Figure contents as structured data:

===

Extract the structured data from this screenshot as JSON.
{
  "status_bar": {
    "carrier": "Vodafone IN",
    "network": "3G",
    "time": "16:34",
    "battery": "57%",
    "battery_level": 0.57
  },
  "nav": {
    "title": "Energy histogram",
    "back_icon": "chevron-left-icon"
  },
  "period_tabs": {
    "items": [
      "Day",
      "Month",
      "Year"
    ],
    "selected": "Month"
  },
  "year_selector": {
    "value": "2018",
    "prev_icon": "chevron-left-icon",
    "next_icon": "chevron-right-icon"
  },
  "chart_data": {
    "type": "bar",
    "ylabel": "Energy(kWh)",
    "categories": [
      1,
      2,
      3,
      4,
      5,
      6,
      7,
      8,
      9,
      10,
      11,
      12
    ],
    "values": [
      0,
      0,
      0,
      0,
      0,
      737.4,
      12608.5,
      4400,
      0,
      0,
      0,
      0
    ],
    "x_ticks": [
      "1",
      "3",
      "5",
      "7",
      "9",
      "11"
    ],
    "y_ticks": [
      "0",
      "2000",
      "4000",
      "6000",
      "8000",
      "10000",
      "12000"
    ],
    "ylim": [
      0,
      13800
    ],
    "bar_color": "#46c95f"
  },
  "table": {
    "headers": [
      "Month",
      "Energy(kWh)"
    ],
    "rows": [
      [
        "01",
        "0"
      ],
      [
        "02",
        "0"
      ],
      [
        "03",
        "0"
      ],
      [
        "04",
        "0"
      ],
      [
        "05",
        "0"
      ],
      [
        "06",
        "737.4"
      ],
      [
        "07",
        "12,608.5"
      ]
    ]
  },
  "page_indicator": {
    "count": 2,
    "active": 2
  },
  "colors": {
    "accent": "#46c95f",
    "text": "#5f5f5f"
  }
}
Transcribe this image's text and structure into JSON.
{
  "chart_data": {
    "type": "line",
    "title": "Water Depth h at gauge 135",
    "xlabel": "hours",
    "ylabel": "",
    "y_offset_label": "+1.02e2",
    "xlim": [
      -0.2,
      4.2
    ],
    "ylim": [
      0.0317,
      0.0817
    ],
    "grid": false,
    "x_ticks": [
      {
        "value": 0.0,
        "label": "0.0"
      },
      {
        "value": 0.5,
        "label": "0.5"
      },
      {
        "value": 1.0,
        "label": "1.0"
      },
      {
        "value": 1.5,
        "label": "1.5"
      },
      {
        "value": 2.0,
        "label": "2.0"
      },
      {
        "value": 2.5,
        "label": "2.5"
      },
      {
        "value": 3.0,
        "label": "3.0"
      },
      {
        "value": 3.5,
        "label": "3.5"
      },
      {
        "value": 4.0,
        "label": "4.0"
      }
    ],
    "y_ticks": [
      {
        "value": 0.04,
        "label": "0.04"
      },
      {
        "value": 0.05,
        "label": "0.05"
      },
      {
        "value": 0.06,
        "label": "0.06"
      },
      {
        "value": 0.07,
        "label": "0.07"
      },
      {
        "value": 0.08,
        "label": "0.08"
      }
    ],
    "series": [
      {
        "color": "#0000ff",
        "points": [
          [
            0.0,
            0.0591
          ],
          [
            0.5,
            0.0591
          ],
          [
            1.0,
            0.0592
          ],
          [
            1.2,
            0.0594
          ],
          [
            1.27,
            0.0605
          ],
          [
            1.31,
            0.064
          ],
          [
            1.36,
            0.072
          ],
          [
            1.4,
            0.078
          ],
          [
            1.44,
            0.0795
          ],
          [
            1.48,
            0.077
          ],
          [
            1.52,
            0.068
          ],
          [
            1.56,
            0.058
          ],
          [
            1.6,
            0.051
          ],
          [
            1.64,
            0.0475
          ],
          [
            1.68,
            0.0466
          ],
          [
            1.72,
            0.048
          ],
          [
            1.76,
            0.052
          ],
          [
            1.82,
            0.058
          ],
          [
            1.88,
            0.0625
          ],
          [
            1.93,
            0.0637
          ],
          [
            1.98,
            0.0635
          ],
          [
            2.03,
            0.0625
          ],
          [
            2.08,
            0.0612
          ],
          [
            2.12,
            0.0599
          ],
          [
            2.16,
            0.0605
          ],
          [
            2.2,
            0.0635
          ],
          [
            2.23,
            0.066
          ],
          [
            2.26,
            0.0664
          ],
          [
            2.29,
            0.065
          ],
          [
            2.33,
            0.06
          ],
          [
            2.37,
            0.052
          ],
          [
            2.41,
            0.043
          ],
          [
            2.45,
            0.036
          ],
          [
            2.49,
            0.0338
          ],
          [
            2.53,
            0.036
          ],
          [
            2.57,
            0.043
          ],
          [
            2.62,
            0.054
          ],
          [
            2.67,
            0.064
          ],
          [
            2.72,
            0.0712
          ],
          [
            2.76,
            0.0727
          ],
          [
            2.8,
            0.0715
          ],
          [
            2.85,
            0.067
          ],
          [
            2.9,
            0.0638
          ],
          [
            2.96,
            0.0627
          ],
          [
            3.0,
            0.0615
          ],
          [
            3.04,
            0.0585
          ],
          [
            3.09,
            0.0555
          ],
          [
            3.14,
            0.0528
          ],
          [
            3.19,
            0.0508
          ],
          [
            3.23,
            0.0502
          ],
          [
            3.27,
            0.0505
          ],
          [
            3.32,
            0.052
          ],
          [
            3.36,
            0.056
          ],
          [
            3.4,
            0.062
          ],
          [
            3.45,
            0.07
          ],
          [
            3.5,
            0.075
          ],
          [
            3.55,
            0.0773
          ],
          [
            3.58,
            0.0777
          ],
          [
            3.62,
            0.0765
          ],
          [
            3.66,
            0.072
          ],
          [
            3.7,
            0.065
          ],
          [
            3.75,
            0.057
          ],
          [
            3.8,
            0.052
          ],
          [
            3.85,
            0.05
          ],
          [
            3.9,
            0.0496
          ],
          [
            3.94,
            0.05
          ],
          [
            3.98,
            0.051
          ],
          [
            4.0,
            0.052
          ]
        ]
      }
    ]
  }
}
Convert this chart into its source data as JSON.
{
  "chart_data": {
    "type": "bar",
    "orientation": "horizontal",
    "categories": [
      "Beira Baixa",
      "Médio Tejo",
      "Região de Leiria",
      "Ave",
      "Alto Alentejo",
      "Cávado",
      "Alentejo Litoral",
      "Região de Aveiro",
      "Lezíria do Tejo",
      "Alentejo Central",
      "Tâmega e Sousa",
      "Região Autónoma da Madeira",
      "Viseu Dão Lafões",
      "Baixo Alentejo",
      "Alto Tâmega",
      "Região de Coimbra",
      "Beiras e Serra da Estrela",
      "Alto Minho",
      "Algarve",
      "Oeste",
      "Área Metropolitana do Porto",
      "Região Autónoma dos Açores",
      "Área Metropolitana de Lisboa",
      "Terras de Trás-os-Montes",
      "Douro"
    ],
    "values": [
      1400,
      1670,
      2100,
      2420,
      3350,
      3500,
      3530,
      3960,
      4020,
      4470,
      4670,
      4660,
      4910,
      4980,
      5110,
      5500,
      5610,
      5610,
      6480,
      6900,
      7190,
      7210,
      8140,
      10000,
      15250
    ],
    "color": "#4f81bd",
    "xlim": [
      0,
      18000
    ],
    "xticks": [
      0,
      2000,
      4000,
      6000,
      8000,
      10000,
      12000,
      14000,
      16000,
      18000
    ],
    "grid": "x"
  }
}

===

Task prompt: From the data, collect all lines where the string "icon" appears.

Expected output:
    "back_icon": "chevron-left-icon"
    "prev_icon": "chevron-left-icon",
    "next_icon": "chevron-right-icon"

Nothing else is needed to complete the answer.